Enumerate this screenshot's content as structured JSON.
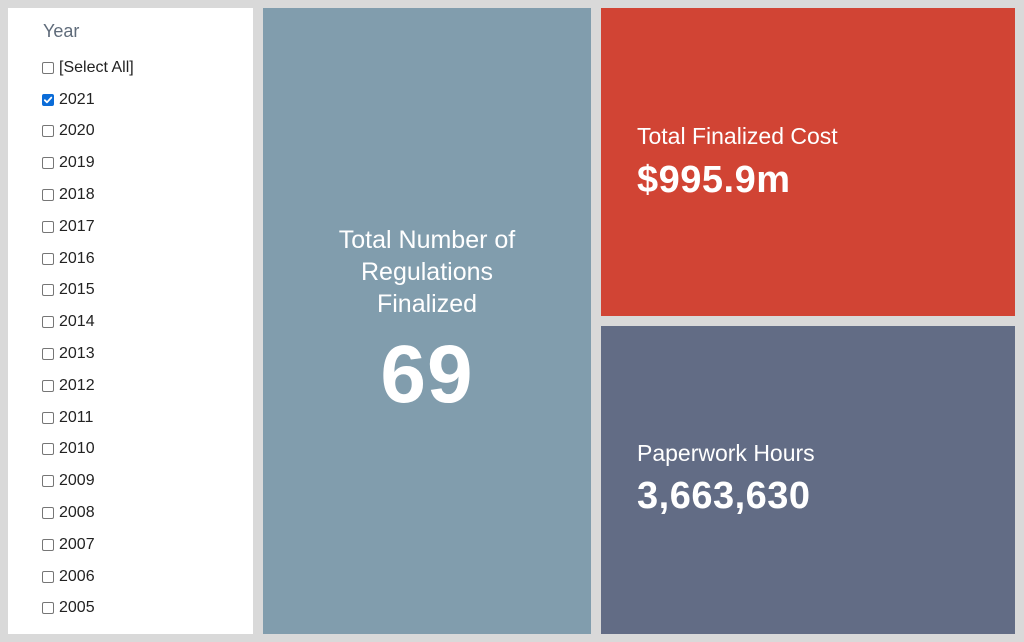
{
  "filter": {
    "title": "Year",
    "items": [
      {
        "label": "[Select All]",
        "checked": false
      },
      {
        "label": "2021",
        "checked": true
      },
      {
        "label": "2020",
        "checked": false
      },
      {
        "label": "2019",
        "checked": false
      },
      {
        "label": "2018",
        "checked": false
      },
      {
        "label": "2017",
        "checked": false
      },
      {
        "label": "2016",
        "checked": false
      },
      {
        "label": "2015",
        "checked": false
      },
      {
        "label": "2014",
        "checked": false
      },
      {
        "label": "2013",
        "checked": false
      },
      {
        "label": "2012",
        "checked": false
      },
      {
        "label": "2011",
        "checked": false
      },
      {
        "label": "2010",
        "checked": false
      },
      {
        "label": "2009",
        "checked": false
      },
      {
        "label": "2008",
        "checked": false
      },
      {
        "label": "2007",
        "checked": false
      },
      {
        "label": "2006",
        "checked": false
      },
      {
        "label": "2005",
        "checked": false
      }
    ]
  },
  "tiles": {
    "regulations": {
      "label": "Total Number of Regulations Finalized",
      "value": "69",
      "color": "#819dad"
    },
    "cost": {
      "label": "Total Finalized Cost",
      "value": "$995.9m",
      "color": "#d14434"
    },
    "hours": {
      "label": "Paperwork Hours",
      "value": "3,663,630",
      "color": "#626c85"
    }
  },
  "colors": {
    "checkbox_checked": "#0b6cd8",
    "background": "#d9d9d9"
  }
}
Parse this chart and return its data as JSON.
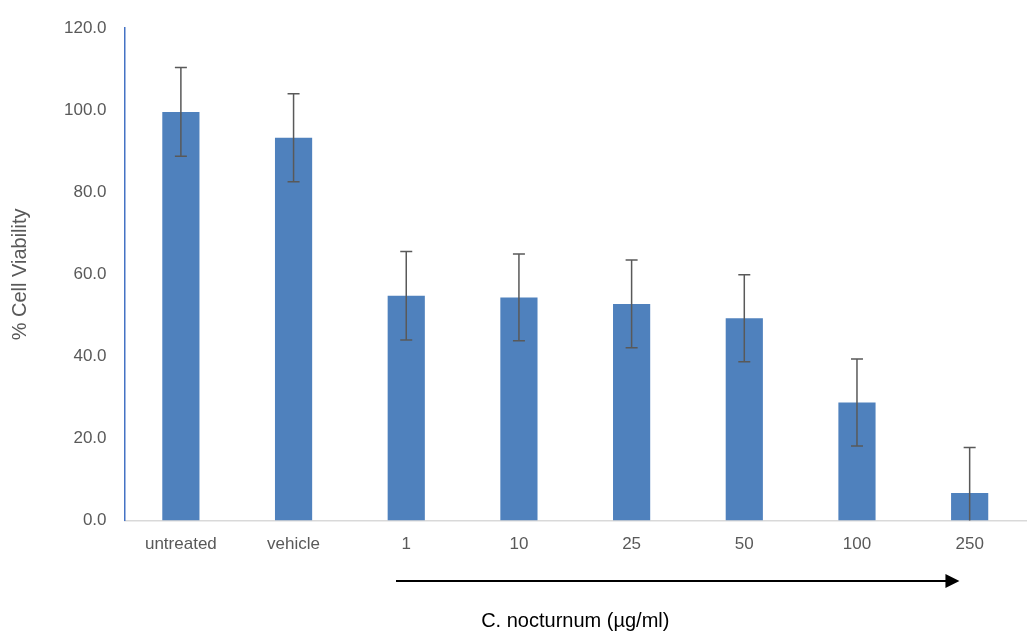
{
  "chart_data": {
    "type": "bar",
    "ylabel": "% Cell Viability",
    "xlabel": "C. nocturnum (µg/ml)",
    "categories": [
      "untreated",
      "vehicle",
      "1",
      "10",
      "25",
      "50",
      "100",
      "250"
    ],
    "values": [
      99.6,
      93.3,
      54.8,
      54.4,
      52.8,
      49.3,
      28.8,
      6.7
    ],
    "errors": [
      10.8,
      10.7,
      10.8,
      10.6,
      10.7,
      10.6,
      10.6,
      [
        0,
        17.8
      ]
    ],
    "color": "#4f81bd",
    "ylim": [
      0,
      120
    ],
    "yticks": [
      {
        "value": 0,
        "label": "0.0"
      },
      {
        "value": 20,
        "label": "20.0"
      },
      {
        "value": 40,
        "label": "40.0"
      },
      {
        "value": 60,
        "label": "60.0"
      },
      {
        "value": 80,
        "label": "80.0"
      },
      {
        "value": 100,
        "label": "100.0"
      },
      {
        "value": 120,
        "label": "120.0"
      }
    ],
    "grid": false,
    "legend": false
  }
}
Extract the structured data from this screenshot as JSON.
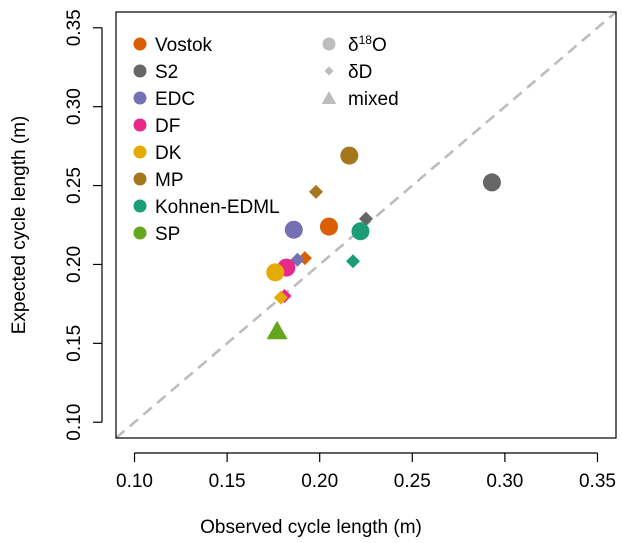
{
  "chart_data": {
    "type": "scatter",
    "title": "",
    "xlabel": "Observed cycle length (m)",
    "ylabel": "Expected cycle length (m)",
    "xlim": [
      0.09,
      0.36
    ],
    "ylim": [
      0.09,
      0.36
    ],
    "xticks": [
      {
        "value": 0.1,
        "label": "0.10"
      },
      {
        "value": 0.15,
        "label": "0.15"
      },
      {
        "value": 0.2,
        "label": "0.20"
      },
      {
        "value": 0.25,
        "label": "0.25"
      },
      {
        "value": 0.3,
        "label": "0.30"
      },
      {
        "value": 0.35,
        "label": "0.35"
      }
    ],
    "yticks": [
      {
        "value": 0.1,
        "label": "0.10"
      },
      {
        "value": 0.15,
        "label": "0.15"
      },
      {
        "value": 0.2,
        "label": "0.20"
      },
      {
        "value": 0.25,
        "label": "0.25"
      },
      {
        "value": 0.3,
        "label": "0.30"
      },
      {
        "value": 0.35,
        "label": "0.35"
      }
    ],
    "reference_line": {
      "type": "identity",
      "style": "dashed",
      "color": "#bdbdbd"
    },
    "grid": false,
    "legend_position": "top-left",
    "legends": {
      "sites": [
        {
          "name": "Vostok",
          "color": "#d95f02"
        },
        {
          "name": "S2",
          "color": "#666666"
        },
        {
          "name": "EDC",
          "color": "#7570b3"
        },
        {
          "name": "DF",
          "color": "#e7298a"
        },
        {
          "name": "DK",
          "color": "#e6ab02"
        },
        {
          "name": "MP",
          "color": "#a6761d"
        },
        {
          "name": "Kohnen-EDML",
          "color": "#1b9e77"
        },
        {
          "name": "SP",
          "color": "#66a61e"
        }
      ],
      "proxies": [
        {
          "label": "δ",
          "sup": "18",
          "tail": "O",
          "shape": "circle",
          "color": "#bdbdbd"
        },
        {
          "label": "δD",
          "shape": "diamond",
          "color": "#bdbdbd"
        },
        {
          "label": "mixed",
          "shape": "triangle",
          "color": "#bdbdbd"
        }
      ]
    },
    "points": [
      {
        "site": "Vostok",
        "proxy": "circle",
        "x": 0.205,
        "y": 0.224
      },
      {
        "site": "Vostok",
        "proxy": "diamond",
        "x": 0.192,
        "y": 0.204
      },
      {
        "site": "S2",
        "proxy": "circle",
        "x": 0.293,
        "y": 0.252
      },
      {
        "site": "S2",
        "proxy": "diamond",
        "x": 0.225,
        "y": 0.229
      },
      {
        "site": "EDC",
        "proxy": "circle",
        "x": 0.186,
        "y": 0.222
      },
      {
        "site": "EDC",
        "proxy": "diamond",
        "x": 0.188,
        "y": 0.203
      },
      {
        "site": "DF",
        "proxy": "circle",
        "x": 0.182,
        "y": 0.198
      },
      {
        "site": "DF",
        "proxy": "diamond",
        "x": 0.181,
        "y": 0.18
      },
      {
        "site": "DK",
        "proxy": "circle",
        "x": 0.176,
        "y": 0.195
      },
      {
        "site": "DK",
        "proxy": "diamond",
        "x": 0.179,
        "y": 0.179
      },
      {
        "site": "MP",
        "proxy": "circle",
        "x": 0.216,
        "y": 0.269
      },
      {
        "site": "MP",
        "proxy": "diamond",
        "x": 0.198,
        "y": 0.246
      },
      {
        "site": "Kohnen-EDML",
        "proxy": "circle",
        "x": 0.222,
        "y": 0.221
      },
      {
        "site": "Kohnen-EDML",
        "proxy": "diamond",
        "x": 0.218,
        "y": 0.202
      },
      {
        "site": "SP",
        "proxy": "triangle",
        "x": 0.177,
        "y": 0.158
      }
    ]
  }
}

Set exercise:
Set down the material above as is, without any pictures.

Solution:
Enumerate this screenshot's content as structured JSON.
{
  "filter": {
    "title": "Year",
    "items": [
      {
        "label": "[Select All]",
        "checked": false
      },
      {
        "label": "2021",
        "checked": true
      },
      {
        "label": "2020",
        "checked": false
      },
      {
        "label": "2019",
        "checked": false
      },
      {
        "label": "2018",
        "checked": false
      },
      {
        "label": "2017",
        "checked": false
      },
      {
        "label": "2016",
        "checked": false
      },
      {
        "label": "2015",
        "checked": false
      },
      {
        "label": "2014",
        "checked": false
      },
      {
        "label": "2013",
        "checked": false
      },
      {
        "label": "2012",
        "checked": false
      },
      {
        "label": "2011",
        "checked": false
      },
      {
        "label": "2010",
        "checked": false
      },
      {
        "label": "2009",
        "checked": false
      },
      {
        "label": "2008",
        "checked": false
      },
      {
        "label": "2007",
        "checked": false
      },
      {
        "label": "2006",
        "checked": false
      },
      {
        "label": "2005",
        "checked": false
      }
    ]
  },
  "tiles": {
    "regulations": {
      "label": "Total Number of Regulations Finalized",
      "value": "69",
      "color": "#819dad"
    },
    "cost": {
      "label": "Total Finalized Cost",
      "value": "$995.9m",
      "color": "#d14434"
    },
    "hours": {
      "label": "Paperwork Hours",
      "value": "3,663,630",
      "color": "#626c85"
    }
  },
  "colors": {
    "checkbox_checked": "#0b6cd8",
    "background": "#d9d9d9"
  }
}
Parse this chart and return its data as JSON.
{
  "chart_data": {
    "type": "bar",
    "ylabel": "% Cell Viability",
    "xlabel": "C. nocturnum (µg/ml)",
    "categories": [
      "untreated",
      "vehicle",
      "1",
      "10",
      "25",
      "50",
      "100",
      "250"
    ],
    "values": [
      99.6,
      93.3,
      54.8,
      54.4,
      52.8,
      49.3,
      28.8,
      6.7
    ],
    "errors": [
      10.8,
      10.7,
      10.8,
      10.6,
      10.7,
      10.6,
      10.6,
      [
        0,
        17.8
      ]
    ],
    "color": "#4f81bd",
    "ylim": [
      0,
      120
    ],
    "yticks": [
      {
        "value": 0,
        "label": "0.0"
      },
      {
        "value": 20,
        "label": "20.0"
      },
      {
        "value": 40,
        "label": "40.0"
      },
      {
        "value": 60,
        "label": "60.0"
      },
      {
        "value": 80,
        "label": "80.0"
      },
      {
        "value": 100,
        "label": "100.0"
      },
      {
        "value": 120,
        "label": "120.0"
      }
    ],
    "grid": false,
    "legend": false
  }
}
Extract the structured data from this screenshot as JSON.
{
  "chart_data": {
    "type": "scatter",
    "title": "",
    "xlabel": "Observed cycle length (m)",
    "ylabel": "Expected cycle length (m)",
    "xlim": [
      0.09,
      0.36
    ],
    "ylim": [
      0.09,
      0.36
    ],
    "xticks": [
      {
        "value": 0.1,
        "label": "0.10"
      },
      {
        "value": 0.15,
        "label": "0.15"
      },
      {
        "value": 0.2,
        "label": "0.20"
      },
      {
        "value": 0.25,
        "label": "0.25"
      },
      {
        "value": 0.3,
        "label": "0.30"
      },
      {
        "value": 0.35,
        "label": "0.35"
      }
    ],
    "yticks": [
      {
        "value": 0.1,
        "label": "0.10"
      },
      {
        "value": 0.15,
        "label": "0.15"
      },
      {
        "value": 0.2,
        "label": "0.20"
      },
      {
        "value": 0.25,
        "label": "0.25"
      },
      {
        "value": 0.3,
        "label": "0.30"
      },
      {
        "value": 0.35,
        "label": "0.35"
      }
    ],
    "reference_line": {
      "type": "identity",
      "style": "dashed",
      "color": "#bdbdbd"
    },
    "grid": false,
    "legend_position": "top-left",
    "legends": {
      "sites": [
        {
          "name": "Vostok",
          "color": "#d95f02"
        },
        {
          "name": "S2",
          "color": "#666666"
        },
        {
          "name": "EDC",
          "color": "#7570b3"
        },
        {
          "name": "DF",
          "color": "#e7298a"
        },
        {
          "name": "DK",
          "color": "#e6ab02"
        },
        {
          "name": "MP",
          "color": "#a6761d"
        },
        {
          "name": "Kohnen-EDML",
          "color": "#1b9e77"
        },
        {
          "name": "SP",
          "color": "#66a61e"
        }
      ],
      "proxies": [
        {
          "label": "δ",
          "sup": "18",
          "tail": "O",
          "shape": "circle",
          "color": "#bdbdbd"
        },
        {
          "label": "δD",
          "shape": "diamond",
          "color": "#bdbdbd"
        },
        {
          "label": "mixed",
          "shape": "triangle",
          "color": "#bdbdbd"
        }
      ]
    },
    "points": [
      {
        "site": "Vostok",
        "proxy": "circle",
        "x": 0.205,
        "y": 0.224
      },
      {
        "site": "Vostok",
        "proxy": "diamond",
        "x": 0.192,
        "y": 0.204
      },
      {
        "site": "S2",
        "proxy": "circle",
        "x": 0.293,
        "y": 0.252
      },
      {
        "site": "S2",
        "proxy": "diamond",
        "x": 0.225,
        "y": 0.229
      },
      {
        "site": "EDC",
        "proxy": "circle",
        "x": 0.186,
        "y": 0.222
      },
      {
        "site": "EDC",
        "proxy": "diamond",
        "x": 0.188,
        "y": 0.203
      },
      {
        "site": "DF",
        "proxy": "circle",
        "x": 0.182,
        "y": 0.198
      },
      {
        "site": "DF",
        "proxy": "diamond",
        "x": 0.181,
        "y": 0.18
      },
      {
        "site": "DK",
        "proxy": "circle",
        "x": 0.176,
        "y": 0.195
      },
      {
        "site": "DK",
        "proxy": "diamond",
        "x": 0.179,
        "y": 0.179
      },
      {
        "site": "MP",
        "proxy": "circle",
        "x": 0.216,
        "y": 0.269
      },
      {
        "site": "MP",
        "proxy": "diamond",
        "x": 0.198,
        "y": 0.246
      },
      {
        "site": "Kohnen-EDML",
        "proxy": "circle",
        "x": 0.222,
        "y": 0.221
      },
      {
        "site": "Kohnen-EDML",
        "proxy": "diamond",
        "x": 0.218,
        "y": 0.202
      },
      {
        "site": "SP",
        "proxy": "triangle",
        "x": 0.177,
        "y": 0.158
      }
    ]
  }
}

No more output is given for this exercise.